[start RECORDS SHOWN]

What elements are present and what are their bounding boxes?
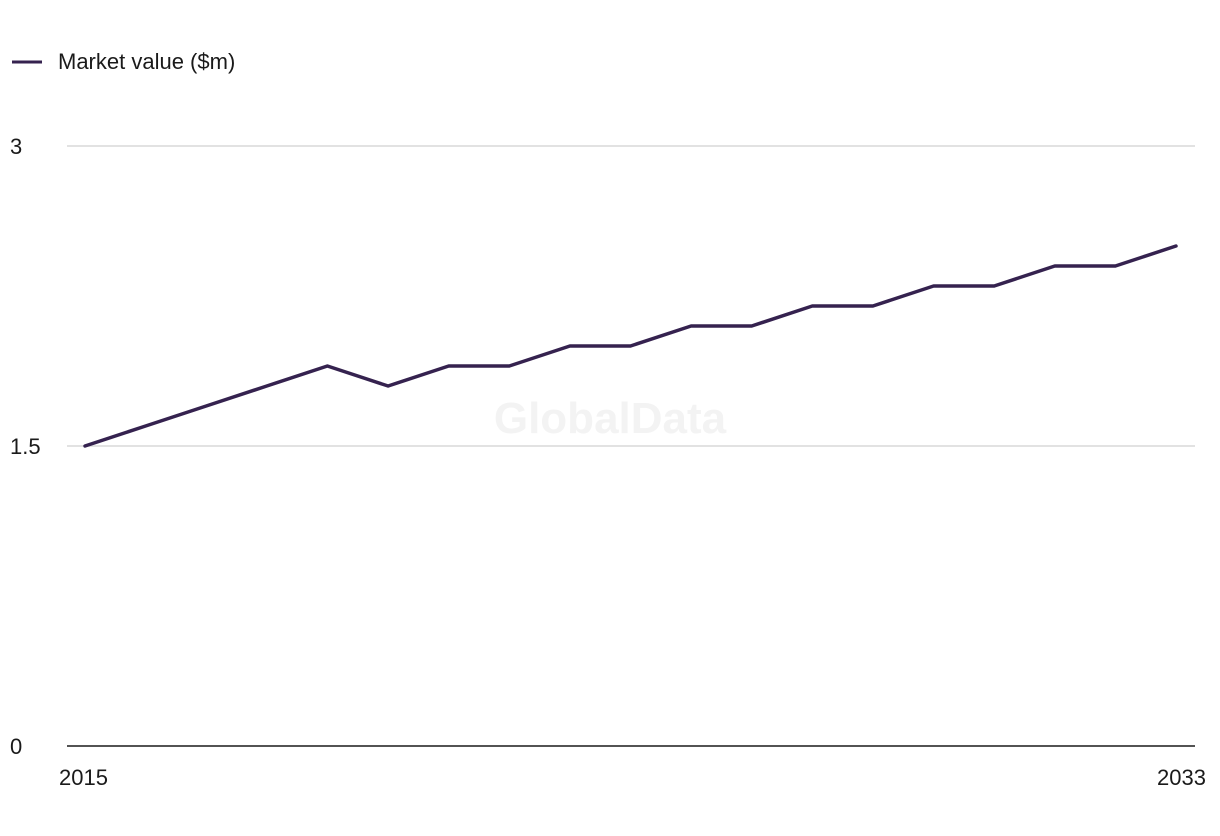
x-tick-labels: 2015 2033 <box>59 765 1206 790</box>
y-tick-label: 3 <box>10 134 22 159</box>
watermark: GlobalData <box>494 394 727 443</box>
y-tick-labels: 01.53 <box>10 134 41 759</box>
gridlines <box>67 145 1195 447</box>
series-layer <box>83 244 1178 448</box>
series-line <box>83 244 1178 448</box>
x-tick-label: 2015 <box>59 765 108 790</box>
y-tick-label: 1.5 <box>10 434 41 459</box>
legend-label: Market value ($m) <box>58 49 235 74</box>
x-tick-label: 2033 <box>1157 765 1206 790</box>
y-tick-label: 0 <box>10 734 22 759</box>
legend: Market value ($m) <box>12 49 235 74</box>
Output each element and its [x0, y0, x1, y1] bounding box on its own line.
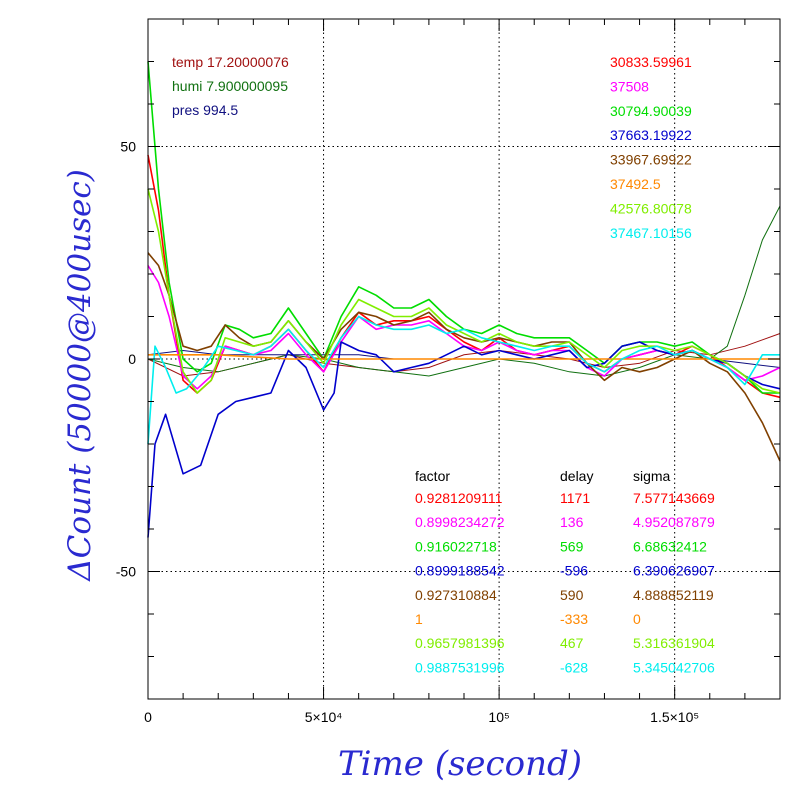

[end RECORDS SHOWN]
[start RECORDS SHOWN]

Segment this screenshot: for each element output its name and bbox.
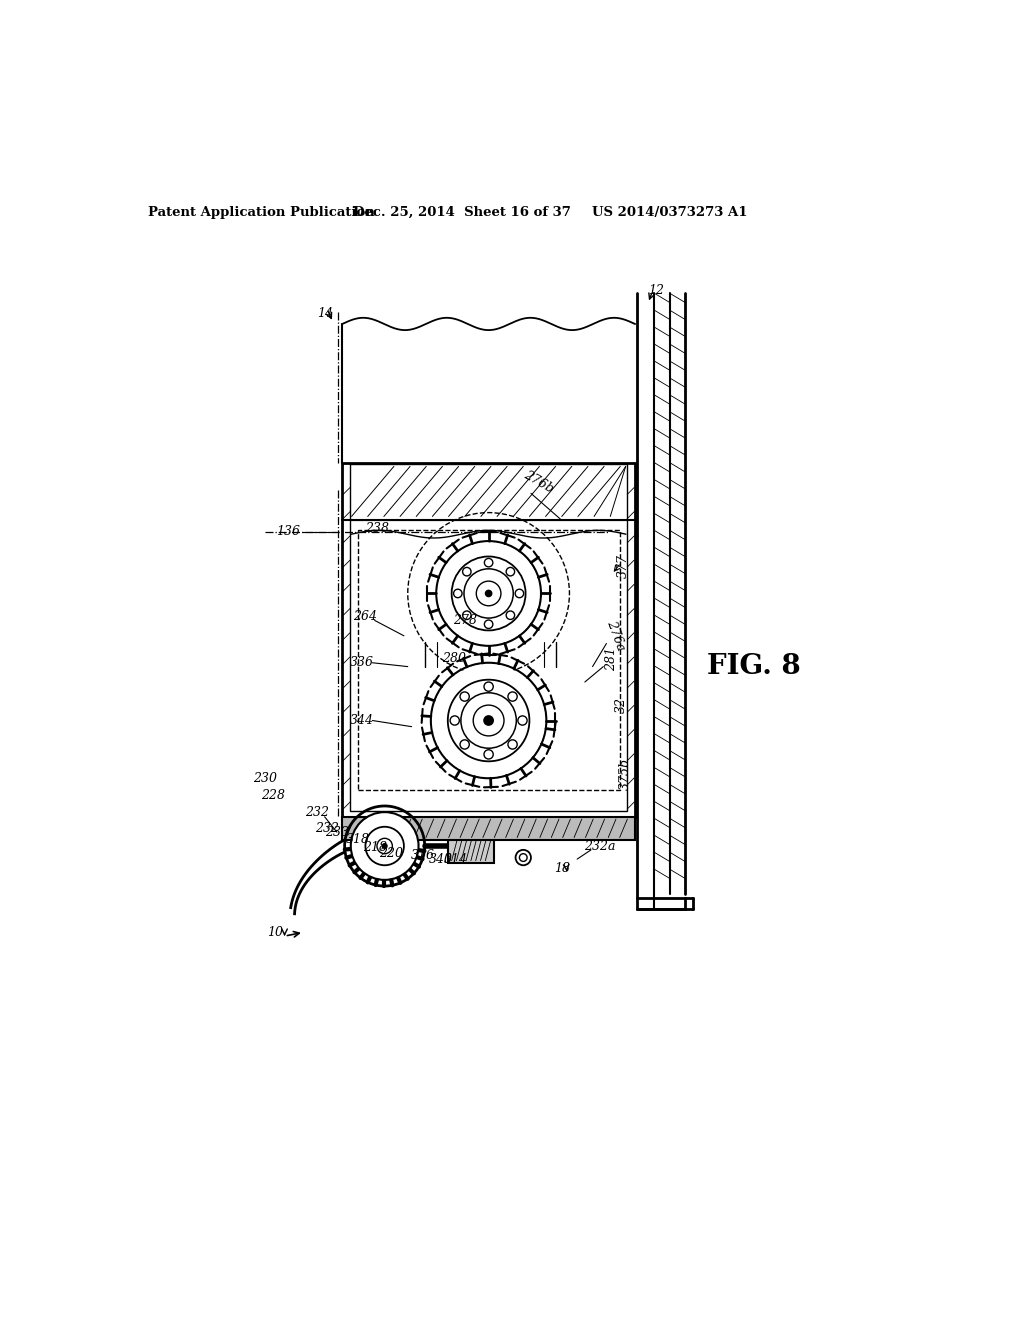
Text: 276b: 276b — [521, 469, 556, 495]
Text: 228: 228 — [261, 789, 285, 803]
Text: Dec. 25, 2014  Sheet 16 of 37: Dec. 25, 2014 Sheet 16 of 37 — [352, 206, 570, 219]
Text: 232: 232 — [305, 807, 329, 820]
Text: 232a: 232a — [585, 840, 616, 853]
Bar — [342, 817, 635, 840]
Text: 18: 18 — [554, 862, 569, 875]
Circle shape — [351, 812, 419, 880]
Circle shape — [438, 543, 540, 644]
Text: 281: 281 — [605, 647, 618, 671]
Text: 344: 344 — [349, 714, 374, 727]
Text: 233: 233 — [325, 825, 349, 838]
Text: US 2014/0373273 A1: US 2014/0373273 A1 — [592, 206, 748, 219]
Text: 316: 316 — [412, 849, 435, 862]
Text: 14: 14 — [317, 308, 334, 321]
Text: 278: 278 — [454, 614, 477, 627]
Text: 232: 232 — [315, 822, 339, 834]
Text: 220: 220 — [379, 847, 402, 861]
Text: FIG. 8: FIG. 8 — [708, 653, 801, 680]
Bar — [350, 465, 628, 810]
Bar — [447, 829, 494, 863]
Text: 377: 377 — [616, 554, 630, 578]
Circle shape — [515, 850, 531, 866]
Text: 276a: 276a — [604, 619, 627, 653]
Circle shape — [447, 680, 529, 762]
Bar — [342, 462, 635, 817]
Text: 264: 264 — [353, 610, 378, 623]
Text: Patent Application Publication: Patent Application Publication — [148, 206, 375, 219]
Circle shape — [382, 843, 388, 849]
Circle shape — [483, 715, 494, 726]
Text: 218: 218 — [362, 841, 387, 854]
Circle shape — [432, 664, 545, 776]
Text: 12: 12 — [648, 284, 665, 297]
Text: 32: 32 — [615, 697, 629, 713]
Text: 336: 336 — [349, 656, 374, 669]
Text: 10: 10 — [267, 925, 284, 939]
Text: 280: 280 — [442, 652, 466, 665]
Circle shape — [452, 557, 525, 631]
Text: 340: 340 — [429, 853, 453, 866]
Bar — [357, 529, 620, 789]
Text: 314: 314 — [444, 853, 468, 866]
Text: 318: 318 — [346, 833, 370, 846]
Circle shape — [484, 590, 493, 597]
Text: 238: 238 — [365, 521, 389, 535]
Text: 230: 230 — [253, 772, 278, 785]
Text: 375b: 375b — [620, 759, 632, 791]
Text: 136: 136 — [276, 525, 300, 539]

[end RECORDS SHOWN]
[start RECORDS SHOWN]

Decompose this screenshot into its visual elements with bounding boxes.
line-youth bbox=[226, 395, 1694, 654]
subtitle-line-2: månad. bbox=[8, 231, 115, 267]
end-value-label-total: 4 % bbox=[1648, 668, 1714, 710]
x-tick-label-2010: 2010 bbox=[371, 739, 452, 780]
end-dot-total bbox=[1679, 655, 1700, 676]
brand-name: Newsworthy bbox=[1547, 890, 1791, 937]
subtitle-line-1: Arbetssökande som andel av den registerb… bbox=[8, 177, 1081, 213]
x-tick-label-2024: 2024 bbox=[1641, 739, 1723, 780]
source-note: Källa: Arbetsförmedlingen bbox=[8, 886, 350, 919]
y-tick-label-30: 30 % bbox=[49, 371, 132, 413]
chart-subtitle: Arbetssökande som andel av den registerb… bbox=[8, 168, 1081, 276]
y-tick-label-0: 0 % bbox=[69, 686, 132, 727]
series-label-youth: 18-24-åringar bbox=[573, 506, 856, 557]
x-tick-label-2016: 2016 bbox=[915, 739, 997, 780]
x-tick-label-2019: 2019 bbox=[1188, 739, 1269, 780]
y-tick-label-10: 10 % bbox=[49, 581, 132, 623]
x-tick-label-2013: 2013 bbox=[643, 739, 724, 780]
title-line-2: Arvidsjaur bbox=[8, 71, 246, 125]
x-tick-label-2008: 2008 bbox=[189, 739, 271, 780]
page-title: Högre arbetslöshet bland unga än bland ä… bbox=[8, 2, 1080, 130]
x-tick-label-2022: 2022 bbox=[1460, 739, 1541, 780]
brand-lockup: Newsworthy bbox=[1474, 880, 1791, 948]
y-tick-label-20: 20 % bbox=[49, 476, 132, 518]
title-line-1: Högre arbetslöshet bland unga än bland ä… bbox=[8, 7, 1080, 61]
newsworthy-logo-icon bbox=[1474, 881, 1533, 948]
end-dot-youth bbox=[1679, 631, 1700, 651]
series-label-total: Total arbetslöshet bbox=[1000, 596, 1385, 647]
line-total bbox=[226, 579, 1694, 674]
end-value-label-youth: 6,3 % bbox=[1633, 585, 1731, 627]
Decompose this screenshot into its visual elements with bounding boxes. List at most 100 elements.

[end RECORDS SHOWN]

#### EXERCISE DIRECTIONS:
How many lines in the entries above contain the word "Circle"? Reply with the number alone.

#### REPLY TO THE TASK:
9